*** ENTRIES SHOWN ***

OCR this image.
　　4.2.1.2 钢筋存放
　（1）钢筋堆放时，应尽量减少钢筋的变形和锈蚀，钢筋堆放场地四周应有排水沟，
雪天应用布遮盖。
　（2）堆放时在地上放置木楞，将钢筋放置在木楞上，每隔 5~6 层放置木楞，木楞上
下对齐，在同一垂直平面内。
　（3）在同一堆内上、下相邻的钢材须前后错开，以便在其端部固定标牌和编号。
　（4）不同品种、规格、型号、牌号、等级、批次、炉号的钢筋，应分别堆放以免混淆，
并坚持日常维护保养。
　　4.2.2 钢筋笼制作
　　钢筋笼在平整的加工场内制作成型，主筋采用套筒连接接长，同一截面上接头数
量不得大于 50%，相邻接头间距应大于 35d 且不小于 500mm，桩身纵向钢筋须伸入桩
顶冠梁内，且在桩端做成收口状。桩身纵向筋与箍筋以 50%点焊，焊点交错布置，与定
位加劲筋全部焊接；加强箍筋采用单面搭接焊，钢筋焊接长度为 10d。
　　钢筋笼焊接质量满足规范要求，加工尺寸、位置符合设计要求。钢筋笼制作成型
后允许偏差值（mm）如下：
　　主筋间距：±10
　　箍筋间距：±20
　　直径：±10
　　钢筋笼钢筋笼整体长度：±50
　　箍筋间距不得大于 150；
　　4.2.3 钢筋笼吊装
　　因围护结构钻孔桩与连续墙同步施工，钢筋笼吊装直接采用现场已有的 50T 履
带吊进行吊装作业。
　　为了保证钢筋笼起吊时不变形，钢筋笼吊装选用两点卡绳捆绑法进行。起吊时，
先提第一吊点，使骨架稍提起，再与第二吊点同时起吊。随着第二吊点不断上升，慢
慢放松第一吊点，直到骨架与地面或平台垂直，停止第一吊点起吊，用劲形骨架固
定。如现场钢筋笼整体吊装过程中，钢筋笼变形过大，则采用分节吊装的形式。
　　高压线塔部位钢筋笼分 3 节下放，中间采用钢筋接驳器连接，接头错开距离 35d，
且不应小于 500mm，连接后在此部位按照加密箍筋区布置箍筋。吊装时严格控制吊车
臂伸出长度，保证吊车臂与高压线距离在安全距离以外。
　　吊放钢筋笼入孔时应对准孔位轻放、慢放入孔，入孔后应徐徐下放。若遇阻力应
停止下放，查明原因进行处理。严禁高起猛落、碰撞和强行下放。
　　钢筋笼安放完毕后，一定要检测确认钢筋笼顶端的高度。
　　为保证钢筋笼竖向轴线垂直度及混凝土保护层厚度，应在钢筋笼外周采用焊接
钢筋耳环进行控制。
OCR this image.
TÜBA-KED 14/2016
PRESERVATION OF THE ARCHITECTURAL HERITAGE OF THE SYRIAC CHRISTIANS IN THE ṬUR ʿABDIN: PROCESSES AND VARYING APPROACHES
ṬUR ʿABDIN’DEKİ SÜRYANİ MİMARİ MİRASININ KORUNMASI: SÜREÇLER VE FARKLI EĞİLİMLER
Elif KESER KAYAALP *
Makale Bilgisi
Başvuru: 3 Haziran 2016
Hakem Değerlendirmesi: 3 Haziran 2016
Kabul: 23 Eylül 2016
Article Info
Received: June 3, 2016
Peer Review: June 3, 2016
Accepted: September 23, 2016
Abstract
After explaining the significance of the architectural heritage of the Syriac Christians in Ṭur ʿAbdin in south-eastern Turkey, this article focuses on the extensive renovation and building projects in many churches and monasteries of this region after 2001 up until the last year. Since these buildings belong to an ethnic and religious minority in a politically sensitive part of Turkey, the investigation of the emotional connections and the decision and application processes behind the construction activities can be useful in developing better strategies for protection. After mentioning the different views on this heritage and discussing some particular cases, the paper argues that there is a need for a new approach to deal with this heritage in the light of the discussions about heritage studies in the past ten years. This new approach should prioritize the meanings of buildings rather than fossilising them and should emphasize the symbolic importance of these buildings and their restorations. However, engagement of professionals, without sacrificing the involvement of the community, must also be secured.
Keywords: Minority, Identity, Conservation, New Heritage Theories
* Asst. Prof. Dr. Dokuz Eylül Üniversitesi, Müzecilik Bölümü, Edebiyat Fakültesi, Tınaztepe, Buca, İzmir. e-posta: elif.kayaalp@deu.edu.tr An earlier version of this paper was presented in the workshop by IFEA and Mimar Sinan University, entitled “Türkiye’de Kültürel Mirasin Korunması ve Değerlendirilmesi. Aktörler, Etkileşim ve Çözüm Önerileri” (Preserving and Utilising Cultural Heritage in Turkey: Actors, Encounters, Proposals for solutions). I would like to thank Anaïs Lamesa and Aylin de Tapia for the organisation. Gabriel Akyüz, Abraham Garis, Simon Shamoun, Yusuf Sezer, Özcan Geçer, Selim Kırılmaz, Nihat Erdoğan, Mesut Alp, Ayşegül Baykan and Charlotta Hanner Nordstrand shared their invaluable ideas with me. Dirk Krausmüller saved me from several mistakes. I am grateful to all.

***

■ WHAT TO DO
Copy every line verbatim.

■ TASK SOLUTION
OCR this image.
　　4.2.1.2 钢筋存放
　（1）钢筋堆放时，应尽量减少钢筋的变形和锈蚀，钢筋堆放场地四周应有排水沟，
雪天应用布遮盖。
　（2）堆放时在地上放置木楞，将钢筋放置在木楞上，每隔 5~6 层放置木楞，木楞上
下对齐，在同一垂直平面内。
　（3）在同一堆内上、下相邻的钢材须前后错开，以便在其端部固定标牌和编号。
　（4）不同品种、规格、型号、牌号、等级、批次、炉号的钢筋，应分别堆放以免混淆，
并坚持日常维护保养。
　　4.2.2 钢筋笼制作
　　钢筋笼在平整的加工场内制作成型，主筋采用套筒连接接长，同一截面上接头数
量不得大于 50%，相邻接头间距应大于 35d 且不小于 500mm，桩身纵向钢筋须伸入桩
顶冠梁内，且在桩端做成收口状。桩身纵向筋与箍筋以 50%点焊，焊点交错布置，与定
位加劲筋全部焊接；加强箍筋采用单面搭接焊，钢筋焊接长度为 10d。
　　钢筋笼焊接质量满足规范要求，加工尺寸、位置符合设计要求。钢筋笼制作成型
后允许偏差值（mm）如下：
　　主筋间距：±10
　　箍筋间距：±20
　　直径：±10
　　钢筋笼钢筋笼整体长度：±50
　　箍筋间距不得大于 150；
　　4.2.3 钢筋笼吊装
　　因围护结构钻孔桩与连续墙同步施工，钢筋笼吊装直接采用现场已有的 50T 履
带吊进行吊装作业。
　　为了保证钢筋笼起吊时不变形，钢筋笼吊装选用两点卡绳捆绑法进行。起吊时，
先提第一吊点，使骨架稍提起，再与第二吊点同时起吊。随着第二吊点不断上升，慢
慢放松第一吊点，直到骨架与地面或平台垂直，停止第一吊点起吊，用劲形骨架固
定。如现场钢筋笼整体吊装过程中，钢筋笼变形过大，则采用分节吊装的形式。
　　高压线塔部位钢筋笼分 3 节下放，中间采用钢筋接驳器连接，接头错开距离 35d，
且不应小于 500mm，连接后在此部位按照加密箍筋区布置箍筋。吊装时严格控制吊车
臂伸出长度，保证吊车臂与高压线距离在安全距离以外。
　　吊放钢筋笼入孔时应对准孔位轻放、慢放入孔，入孔后应徐徐下放。若遇阻力应
停止下放，查明原因进行处理。严禁高起猛落、碰撞和强行下放。
　　钢筋笼安放完毕后，一定要检测确认钢筋笼顶端的高度。
　　为保证钢筋笼竖向轴线垂直度及混凝土保护层厚度，应在钢筋笼外周采用焊接
钢筋耳环进行控制。
OCR this image.
TÜBA-KED 14/2016
PRESERVATION OF THE ARCHITECTURAL HERITAGE OF THE SYRIAC CHRISTIANS IN THE ṬUR ʿABDIN: PROCESSES AND VARYING APPROACHES
ṬUR ʿABDIN’DEKİ SÜRYANİ MİMARİ MİRASININ KORUNMASI: SÜREÇLER VE FARKLI EĞİLİMLER
Elif KESER KAYAALP *
Makale Bilgisi
Başvuru: 3 Haziran 2016
Hakem Değerlendirmesi: 3 Haziran 2016
Kabul: 23 Eylül 2016
Article Info
Received: June 3, 2016
Peer Review: June 3, 2016
Accepted: September 23, 2016
Abstract
After explaining the significance of the architectural heritage of the Syriac Christians in Ṭur ʿAbdin in south-eastern Turkey, this article focuses on the extensive renovation and building projects in many churches and monasteries of this region after 2001 up until the last year. Since these buildings belong to an ethnic and religious minority in a politically sensitive part of Turkey, the investigation of the emotional connections and the decision and application processes behind the construction activities can be useful in developing better strategies for protection. After mentioning the different views on this heritage and discussing some particular cases, the paper argues that there is a need for a new approach to deal with this heritage in the light of the discussions about heritage studies in the past ten years. This new approach should prioritize the meanings of buildings rather than fossilising them and should emphasize the symbolic importance of these buildings and their restorations. However, engagement of professionals, without sacrificing the involvement of the community, must also be secured.
Keywords: Minority, Identity, Conservation, New Heritage Theories
* Asst. Prof. Dr. Dokuz Eylül Üniversitesi, Müzecilik Bölümü, Edebiyat Fakültesi, Tınaztepe, Buca, İzmir. e-posta: elif.kayaalp@deu.edu.tr An earlier version of this paper was presented in the workshop by IFEA and Mimar Sinan University, entitled “Türkiye’de Kültürel Mirasin Korunması ve Değerlendirilmesi. Aktörler, Etkileşim ve Çözüm Önerileri” (Preserving and Utilising Cultural Heritage in Turkey: Actors, Encounters, Proposals for solutions). I would like to thank Anaïs Lamesa and Aylin de Tapia for the organisation. Gabriel Akyüz, Abraham Garis, Simon Shamoun, Yusuf Sezer, Özcan Geçer, Selim Kırılmaz, Nihat Erdoğan, Mesut Alp, Ayşegül Baykan and Charlotta Hanner Nordstrand shared their invaluable ideas with me. Dirk Krausmüller saved me from several mistakes. I am grateful to all.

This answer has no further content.